• **What is required**
Could every line of the data be printed exactly as it reads?

--- START OF Data supplied ---

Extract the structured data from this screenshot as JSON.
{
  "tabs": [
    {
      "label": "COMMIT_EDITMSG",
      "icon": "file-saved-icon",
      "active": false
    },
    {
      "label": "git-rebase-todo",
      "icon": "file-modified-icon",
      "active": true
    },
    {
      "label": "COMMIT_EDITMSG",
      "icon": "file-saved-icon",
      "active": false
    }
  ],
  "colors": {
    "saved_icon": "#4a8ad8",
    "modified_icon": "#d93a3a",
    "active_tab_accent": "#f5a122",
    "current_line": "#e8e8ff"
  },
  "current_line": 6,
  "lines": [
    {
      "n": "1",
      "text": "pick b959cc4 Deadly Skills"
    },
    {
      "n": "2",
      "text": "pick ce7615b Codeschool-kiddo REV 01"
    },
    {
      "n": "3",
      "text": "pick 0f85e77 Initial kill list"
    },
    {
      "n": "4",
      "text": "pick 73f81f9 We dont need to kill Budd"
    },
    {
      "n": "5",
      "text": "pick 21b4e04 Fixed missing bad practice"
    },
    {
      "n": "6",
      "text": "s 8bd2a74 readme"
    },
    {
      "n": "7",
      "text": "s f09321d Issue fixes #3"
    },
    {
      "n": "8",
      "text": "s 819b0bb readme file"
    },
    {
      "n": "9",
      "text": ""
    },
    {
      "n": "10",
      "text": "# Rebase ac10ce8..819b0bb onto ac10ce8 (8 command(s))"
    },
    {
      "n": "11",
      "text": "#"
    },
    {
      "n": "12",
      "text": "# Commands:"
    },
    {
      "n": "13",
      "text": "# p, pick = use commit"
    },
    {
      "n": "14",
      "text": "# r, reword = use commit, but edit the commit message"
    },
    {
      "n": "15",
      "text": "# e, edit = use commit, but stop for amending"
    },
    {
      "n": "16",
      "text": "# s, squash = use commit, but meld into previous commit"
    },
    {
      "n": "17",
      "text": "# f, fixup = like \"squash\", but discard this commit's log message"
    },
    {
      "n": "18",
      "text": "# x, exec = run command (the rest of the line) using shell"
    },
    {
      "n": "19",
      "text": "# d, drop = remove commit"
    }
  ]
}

--- END OF Data supplied ---

• **The solution**
Extract the structured data from this screenshot as JSON.
{
  "tabs": [
    {
      "label": "COMMIT_EDITMSG",
      "icon": "file-saved-icon",
      "active": false
    },
    {
      "label": "git-rebase-todo",
      "icon": "file-modified-icon",
      "active": true
    },
    {
      "label": "COMMIT_EDITMSG",
      "icon": "file-saved-icon",
      "active": false
    }
  ],
  "colors": {
    "saved_icon": "#4a8ad8",
    "modified_icon": "#d93a3a",
    "active_tab_accent": "#f5a122",
    "current_line": "#e8e8ff"
  },
  "current_line": 6,
  "lines": [
    {
      "n": "1",
      "text": "pick b959cc4 Deadly Skills"
    },
    {
      "n": "2",
      "text": "pick ce7615b Codeschool-kiddo REV 01"
    },
    {
      "n": "3",
      "text": "pick 0f85e77 Initial kill list"
    },
    {
      "n": "4",
      "text": "pick 73f81f9 We dont need to kill Budd"
    },
    {
      "n": "5",
      "text": "pick 21b4e04 Fixed missing bad practice"
    },
    {
      "n": "6",
      "text": "s 8bd2a74 readme"
    },
    {
      "n": "7",
      "text": "s f09321d Issue fixes #3"
    },
    {
      "n": "8",
      "text": "s 819b0bb readme file"
    },
    {
      "n": "9",
      "text": ""
    },
    {
      "n": "10",
      "text": "# Rebase ac10ce8..819b0bb onto ac10ce8 (8 command(s))"
    },
    {
      "n": "11",
      "text": "#"
    },
    {
      "n": "12",
      "text": "# Commands:"
    },
    {
      "n": "13",
      "text": "# p, pick = use commit"
    },
    {
      "n": "14",
      "text": "# r, reword = use commit, but edit the commit message"
    },
    {
      "n": "15",
      "text": "# e, edit = use commit, but stop for amending"
    },
    {
      "n": "16",
      "text": "# s, squash = use commit, but meld into previous commit"
    },
    {
      "n": "17",
      "text": "# f, fixup = like \"squash\", but discard this commit's log message"
    },
    {
      "n": "18",
      "text": "# x, exec = run command (the rest of the line) using shell"
    },
    {
      "n": "19",
      "text": "# d, drop = remove commit"
    }
  ]
}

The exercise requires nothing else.